*Collected data entries*.
───

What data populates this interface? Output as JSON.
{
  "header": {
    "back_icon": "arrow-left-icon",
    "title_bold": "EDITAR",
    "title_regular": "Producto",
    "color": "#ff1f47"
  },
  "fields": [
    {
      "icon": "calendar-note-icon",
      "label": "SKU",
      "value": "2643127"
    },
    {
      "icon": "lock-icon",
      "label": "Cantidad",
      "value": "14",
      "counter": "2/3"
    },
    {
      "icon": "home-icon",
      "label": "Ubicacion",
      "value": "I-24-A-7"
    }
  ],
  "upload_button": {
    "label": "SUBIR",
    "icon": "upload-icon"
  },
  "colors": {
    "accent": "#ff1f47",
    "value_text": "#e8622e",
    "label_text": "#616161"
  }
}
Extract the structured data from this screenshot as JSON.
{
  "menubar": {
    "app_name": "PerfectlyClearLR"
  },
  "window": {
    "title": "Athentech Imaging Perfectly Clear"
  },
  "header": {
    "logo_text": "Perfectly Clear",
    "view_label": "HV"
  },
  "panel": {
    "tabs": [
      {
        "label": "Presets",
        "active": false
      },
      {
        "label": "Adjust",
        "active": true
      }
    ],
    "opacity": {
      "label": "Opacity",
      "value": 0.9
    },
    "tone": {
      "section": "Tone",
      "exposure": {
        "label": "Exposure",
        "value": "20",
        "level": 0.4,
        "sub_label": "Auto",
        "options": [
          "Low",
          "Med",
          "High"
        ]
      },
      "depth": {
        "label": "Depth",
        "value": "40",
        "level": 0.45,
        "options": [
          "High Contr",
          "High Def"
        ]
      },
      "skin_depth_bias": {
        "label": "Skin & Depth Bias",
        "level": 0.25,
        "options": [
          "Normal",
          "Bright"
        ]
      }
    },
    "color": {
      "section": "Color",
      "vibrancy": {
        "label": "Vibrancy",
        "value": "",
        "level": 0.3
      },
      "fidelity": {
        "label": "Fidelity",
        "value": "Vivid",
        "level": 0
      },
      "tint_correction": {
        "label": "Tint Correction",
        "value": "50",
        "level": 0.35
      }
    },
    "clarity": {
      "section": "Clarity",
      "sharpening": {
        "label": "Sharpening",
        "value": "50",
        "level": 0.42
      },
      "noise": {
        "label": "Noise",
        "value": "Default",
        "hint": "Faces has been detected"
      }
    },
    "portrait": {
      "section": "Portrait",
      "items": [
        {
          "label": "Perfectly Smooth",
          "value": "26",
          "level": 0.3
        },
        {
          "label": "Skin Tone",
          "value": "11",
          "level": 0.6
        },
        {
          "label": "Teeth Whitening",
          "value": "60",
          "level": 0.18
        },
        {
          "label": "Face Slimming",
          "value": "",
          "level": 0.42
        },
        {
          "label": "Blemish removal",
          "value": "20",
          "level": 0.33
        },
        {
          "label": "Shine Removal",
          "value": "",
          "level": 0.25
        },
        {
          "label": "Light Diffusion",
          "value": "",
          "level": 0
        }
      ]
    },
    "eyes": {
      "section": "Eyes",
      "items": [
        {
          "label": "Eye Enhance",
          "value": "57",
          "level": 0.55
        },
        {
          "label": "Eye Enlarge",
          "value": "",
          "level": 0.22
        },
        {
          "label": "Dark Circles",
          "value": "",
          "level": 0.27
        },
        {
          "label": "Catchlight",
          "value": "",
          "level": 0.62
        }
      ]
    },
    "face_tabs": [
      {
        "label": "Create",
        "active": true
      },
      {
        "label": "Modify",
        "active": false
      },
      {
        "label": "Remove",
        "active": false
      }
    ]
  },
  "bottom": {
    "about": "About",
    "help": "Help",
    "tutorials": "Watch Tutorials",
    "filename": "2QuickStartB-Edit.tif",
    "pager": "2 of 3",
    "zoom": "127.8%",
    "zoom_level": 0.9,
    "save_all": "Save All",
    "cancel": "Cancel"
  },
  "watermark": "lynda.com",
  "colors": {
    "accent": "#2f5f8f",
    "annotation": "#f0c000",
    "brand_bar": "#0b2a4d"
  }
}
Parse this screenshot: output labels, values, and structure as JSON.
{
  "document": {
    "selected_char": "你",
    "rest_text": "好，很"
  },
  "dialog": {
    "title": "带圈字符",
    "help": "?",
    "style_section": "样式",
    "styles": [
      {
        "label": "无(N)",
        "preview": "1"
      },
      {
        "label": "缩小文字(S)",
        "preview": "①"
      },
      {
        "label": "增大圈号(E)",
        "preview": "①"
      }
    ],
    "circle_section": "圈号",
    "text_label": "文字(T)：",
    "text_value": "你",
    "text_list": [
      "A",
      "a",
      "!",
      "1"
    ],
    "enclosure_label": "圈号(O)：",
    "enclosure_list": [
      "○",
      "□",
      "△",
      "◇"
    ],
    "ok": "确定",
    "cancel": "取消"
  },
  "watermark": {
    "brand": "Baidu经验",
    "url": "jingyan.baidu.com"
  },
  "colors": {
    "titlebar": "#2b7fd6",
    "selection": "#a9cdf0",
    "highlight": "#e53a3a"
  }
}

───

*What this task involves*. Give back each line above precisely as it stands.

*Answer below*.
What data populates this interface? Output as JSON.
{
  "header": {
    "back_icon": "arrow-left-icon",
    "title_bold": "EDITAR",
    "title_regular": "Producto",
    "color": "#ff1f47"
  },
  "fields": [
    {
      "icon": "calendar-note-icon",
      "label": "SKU",
      "value": "2643127"
    },
    {
      "icon": "lock-icon",
      "label": "Cantidad",
      "value": "14",
      "counter": "2/3"
    },
    {
      "icon": "home-icon",
      "label": "Ubicacion",
      "value": "I-24-A-7"
    }
  ],
  "upload_button": {
    "label": "SUBIR",
    "icon": "upload-icon"
  },
  "colors": {
    "accent": "#ff1f47",
    "value_text": "#e8622e",
    "label_text": "#616161"
  }
}
Extract the structured data from this screenshot as JSON.
{
  "menubar": {
    "app_name": "PerfectlyClearLR"
  },
  "window": {
    "title": "Athentech Imaging Perfectly Clear"
  },
  "header": {
    "logo_text": "Perfectly Clear",
    "view_label": "HV"
  },
  "panel": {
    "tabs": [
      {
        "label": "Presets",
        "active": false
      },
      {
        "label": "Adjust",
        "active": true
      }
    ],
    "opacity": {
      "label": "Opacity",
      "value": 0.9
    },
    "tone": {
      "section": "Tone",
      "exposure": {
        "label": "Exposure",
        "value": "20",
        "level": 0.4,
        "sub_label": "Auto",
        "options": [
          "Low",
          "Med",
          "High"
        ]
      },
      "depth": {
        "label": "Depth",
        "value": "40",
        "level": 0.45,
        "options": [
          "High Contr",
          "High Def"
        ]
      },
      "skin_depth_bias": {
        "label": "Skin & Depth Bias",
        "level": 0.25,
        "options": [
          "Normal",
          "Bright"
        ]
      }
    },
    "color": {
      "section": "Color",
      "vibrancy": {
        "label": "Vibrancy",
        "value": "",
        "level": 0.3
      },
      "fidelity": {
        "label": "Fidelity",
        "value": "Vivid",
        "level": 0
      },
      "tint_correction": {
        "label": "Tint Correction",
        "value": "50",
        "level": 0.35
      }
    },
    "clarity": {
      "section": "Clarity",
      "sharpening": {
        "label": "Sharpening",
        "value": "50",
        "level": 0.42
      },
      "noise": {
        "label": "Noise",
        "value": "Default",
        "hint": "Faces has been detected"
      }
    },
    "portrait": {
      "section": "Portrait",
      "items": [
        {
          "label": "Perfectly Smooth",
          "value": "26",
          "level": 0.3
        },
        {
          "label": "Skin Tone",
          "value": "11",
          "level": 0.6
        },
        {
          "label": "Teeth Whitening",
          "value": "60",
          "level": 0.18
        },
        {
          "label": "Face Slimming",
          "value": "",
          "level": 0.42
        },
        {
          "label": "Blemish removal",
          "value": "20",
          "level": 0.33
        },
        {
          "label": "Shine Removal",
          "value": "",
          "level": 0.25
        },
        {
          "label": "Light Diffusion",
          "value": "",
          "level": 0
        }
      ]
    },
    "eyes": {
      "section": "Eyes",
      "items": [
        {
          "label": "Eye Enhance",
          "value": "57",
          "level": 0.55
        },
        {
          "label": "Eye Enlarge",
          "value": "",
          "level": 0.22
        },
        {
          "label": "Dark Circles",
          "value": "",
          "level": 0.27
        },
        {
          "label": "Catchlight",
          "value": "",
          "level": 0.62
        }
      ]
    },
    "face_tabs": [
      {
        "label": "Create",
        "active": true
      },
      {
        "label": "Modify",
        "active": false
      },
      {
        "label": "Remove",
        "active": false
      }
    ]
  },
  "bottom": {
    "about": "About",
    "help": "Help",
    "tutorials": "Watch Tutorials",
    "filename": "2QuickStartB-Edit.tif",
    "pager": "2 of 3",
    "zoom": "127.8%",
    "zoom_level": 0.9,
    "save_all": "Save All",
    "cancel": "Cancel"
  },
  "watermark": "lynda.com",
  "colors": {
    "accent": "#2f5f8f",
    "annotation": "#f0c000",
    "brand_bar": "#0b2a4d"
  }
}
Parse this screenshot: output labels, values, and structure as JSON.
{
  "document": {
    "selected_char": "你",
    "rest_text": "好，很"
  },
  "dialog": {
    "title": "带圈字符",
    "help": "?",
    "style_section": "样式",
    "styles": [
      {
        "label": "无(N)",
        "preview": "1"
      },
      {
        "label": "缩小文字(S)",
        "preview": "①"
      },
      {
        "label": "增大圈号(E)",
        "preview": "①"
      }
    ],
    "circle_section": "圈号",
    "text_label": "文字(T)：",
    "text_value": "你",
    "text_list": [
      "A",
      "a",
      "!",
      "1"
    ],
    "enclosure_label": "圈号(O)：",
    "enclosure_list": [
      "○",
      "□",
      "△",
      "◇"
    ],
    "ok": "确定",
    "cancel": "取消"
  },
  "watermark": {
    "brand": "Baidu经验",
    "url": "jingyan.baidu.com"
  },
  "colors": {
    "titlebar": "#2b7fd6",
    "selection": "#a9cdf0",
    "highlight": "#e53a3a"
  }
}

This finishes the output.